[Material provided]
**********

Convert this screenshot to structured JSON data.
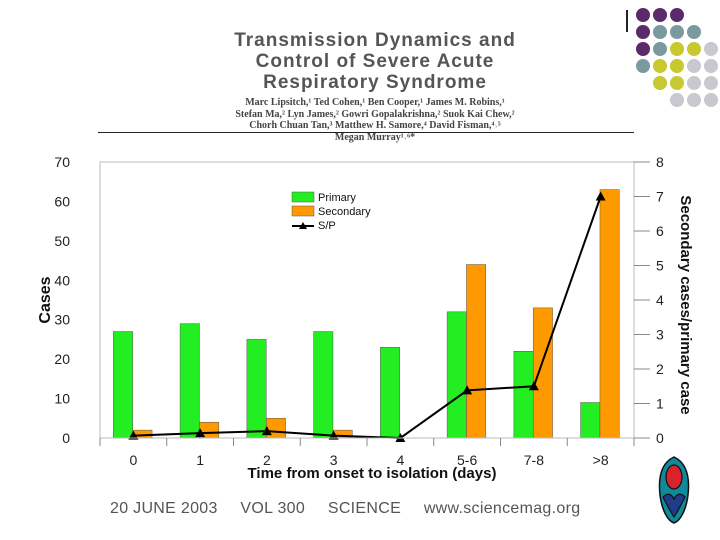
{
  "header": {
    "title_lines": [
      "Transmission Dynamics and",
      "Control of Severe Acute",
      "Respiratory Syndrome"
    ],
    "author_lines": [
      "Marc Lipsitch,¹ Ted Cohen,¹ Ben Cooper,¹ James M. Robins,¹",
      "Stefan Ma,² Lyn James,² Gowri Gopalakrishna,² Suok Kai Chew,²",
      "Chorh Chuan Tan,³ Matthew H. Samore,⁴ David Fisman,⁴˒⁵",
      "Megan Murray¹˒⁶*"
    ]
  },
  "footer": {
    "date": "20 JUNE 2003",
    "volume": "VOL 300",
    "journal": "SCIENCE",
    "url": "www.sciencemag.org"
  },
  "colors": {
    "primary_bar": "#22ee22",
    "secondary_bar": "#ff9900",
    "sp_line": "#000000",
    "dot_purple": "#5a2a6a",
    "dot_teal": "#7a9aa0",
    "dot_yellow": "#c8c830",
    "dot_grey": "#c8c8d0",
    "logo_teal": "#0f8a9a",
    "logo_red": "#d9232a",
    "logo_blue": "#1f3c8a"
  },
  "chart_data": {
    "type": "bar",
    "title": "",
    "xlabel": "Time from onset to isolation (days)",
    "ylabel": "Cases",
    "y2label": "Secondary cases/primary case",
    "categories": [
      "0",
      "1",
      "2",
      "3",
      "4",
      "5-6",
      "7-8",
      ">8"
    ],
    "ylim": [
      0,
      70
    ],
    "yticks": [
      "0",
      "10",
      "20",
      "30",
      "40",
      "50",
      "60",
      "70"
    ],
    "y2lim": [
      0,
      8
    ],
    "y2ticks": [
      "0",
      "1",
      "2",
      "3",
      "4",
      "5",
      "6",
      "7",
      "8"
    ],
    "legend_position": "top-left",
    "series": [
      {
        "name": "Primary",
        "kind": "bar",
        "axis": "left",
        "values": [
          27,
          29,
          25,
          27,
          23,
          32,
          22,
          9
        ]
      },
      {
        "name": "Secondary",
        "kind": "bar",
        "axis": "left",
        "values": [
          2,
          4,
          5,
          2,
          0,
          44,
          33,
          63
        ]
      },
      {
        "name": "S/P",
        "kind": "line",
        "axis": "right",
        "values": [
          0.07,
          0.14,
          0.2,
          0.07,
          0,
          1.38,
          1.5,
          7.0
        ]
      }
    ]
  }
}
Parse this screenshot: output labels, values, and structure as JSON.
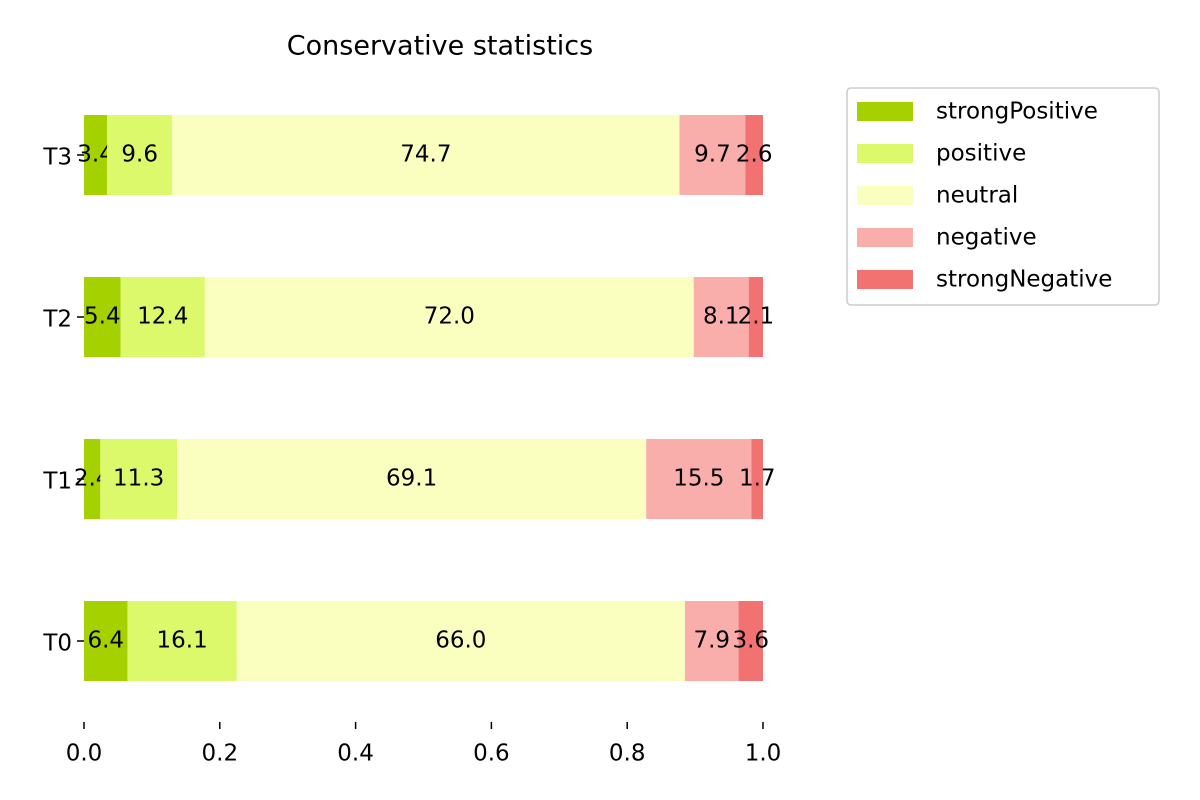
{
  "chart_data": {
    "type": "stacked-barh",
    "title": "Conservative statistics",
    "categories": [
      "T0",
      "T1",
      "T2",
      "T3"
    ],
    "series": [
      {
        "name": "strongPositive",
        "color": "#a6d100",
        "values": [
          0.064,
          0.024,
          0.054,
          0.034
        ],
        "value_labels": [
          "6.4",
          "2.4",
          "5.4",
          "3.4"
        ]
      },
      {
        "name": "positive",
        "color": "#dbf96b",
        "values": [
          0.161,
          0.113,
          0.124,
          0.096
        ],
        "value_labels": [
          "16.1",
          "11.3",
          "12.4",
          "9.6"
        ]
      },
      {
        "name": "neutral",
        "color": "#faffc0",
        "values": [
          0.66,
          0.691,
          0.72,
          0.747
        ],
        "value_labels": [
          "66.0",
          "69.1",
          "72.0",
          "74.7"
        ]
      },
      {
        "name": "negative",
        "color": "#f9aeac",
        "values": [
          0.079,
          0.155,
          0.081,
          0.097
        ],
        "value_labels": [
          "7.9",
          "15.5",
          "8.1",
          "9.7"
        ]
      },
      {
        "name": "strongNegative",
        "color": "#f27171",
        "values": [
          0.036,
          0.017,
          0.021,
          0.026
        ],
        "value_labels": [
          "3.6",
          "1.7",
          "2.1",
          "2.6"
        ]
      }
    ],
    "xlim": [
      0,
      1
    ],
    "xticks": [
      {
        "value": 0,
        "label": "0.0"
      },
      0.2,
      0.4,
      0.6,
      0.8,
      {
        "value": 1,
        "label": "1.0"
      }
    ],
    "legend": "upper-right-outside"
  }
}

**********

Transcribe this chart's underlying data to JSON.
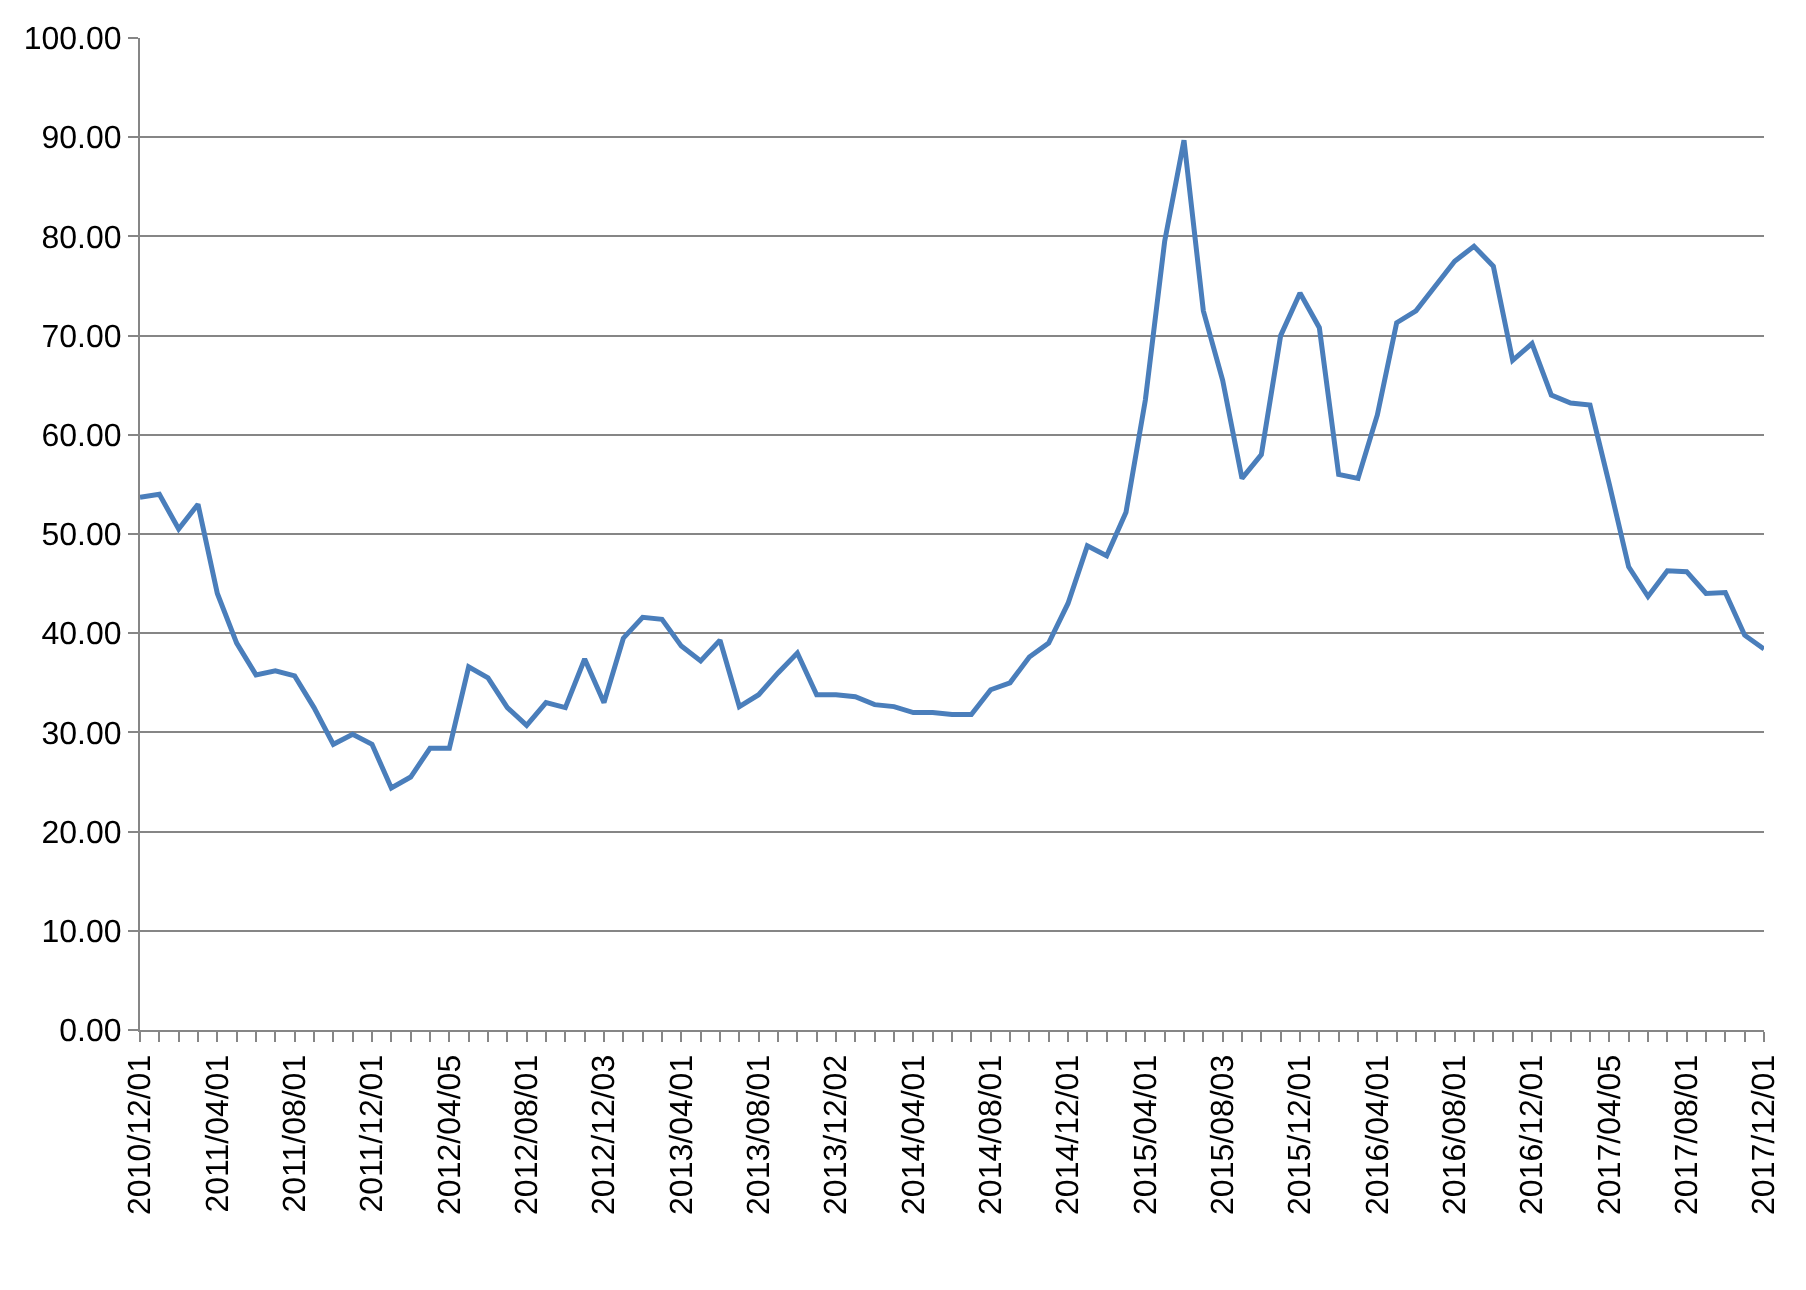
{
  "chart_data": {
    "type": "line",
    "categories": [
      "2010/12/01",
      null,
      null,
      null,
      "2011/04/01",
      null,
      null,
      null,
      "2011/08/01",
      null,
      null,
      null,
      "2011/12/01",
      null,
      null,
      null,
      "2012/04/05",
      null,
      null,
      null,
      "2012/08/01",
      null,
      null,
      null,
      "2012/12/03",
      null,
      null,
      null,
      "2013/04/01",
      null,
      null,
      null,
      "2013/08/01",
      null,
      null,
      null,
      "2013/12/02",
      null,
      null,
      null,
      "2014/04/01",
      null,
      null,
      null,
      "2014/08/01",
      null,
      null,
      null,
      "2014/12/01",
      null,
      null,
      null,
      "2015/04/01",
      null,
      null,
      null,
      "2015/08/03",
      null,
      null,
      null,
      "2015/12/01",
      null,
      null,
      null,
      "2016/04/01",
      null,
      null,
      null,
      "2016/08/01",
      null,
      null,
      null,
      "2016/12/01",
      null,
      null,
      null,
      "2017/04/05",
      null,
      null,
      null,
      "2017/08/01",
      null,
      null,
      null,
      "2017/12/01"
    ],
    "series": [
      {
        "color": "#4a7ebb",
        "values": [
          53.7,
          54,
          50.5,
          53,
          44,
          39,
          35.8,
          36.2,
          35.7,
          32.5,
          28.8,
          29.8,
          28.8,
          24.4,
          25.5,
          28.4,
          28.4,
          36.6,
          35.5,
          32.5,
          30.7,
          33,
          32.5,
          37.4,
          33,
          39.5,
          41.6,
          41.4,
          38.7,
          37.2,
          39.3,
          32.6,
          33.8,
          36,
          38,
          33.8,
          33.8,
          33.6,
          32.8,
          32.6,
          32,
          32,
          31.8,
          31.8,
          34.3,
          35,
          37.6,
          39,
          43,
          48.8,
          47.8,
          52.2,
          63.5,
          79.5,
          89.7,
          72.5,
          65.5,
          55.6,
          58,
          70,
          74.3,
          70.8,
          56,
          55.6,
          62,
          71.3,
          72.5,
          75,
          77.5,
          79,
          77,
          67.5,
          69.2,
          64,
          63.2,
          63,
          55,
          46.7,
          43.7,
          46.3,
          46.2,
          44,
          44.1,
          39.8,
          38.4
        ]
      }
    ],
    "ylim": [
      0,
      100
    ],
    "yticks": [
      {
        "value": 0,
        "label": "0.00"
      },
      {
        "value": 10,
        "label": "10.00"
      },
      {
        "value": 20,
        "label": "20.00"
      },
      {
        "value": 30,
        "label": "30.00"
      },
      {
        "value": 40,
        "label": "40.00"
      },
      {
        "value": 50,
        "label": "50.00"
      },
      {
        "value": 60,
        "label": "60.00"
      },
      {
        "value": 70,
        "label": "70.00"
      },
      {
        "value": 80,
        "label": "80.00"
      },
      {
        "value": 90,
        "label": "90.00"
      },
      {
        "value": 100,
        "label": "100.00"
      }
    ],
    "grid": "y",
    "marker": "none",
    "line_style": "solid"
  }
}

**********

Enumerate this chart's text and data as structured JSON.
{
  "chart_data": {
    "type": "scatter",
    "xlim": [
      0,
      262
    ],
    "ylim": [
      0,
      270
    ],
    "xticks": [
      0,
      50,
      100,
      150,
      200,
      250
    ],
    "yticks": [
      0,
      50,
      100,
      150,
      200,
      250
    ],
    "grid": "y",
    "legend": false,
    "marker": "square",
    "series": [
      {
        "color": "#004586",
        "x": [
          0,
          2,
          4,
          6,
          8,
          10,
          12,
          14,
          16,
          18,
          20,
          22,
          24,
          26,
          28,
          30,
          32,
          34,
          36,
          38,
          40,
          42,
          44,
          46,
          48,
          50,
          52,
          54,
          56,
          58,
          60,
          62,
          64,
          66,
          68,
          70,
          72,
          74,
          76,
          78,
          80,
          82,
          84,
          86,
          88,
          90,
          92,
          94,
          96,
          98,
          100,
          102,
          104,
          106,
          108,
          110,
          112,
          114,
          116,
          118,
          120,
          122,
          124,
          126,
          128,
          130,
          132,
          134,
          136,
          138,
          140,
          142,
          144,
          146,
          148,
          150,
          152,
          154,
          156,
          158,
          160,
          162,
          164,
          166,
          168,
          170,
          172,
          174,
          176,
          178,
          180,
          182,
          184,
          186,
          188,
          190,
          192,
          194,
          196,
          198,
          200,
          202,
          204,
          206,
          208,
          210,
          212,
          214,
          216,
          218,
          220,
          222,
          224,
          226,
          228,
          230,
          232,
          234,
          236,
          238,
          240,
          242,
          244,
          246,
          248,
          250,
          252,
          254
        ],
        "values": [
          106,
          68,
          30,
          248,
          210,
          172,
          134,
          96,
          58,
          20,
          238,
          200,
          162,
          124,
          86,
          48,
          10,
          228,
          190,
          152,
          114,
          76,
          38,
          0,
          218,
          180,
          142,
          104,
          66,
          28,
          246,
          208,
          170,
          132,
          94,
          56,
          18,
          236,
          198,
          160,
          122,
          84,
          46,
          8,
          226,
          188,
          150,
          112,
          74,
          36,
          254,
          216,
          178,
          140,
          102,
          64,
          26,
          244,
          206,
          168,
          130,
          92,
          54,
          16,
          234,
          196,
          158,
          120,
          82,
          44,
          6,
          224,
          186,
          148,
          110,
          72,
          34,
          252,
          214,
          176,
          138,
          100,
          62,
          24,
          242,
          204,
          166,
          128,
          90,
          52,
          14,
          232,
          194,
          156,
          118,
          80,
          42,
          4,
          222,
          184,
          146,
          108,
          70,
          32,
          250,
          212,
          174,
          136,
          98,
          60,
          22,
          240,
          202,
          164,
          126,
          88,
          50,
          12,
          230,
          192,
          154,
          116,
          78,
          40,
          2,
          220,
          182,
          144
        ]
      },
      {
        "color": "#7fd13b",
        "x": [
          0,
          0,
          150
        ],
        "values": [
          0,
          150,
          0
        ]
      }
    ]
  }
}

**********

[What to produce] Where a line of the records above holds the word "screenshot", copy that line.

[Reply]
Convert this screenshot to structured JSON data.
Parse this screenshot: output labels, values, and structure as JSON.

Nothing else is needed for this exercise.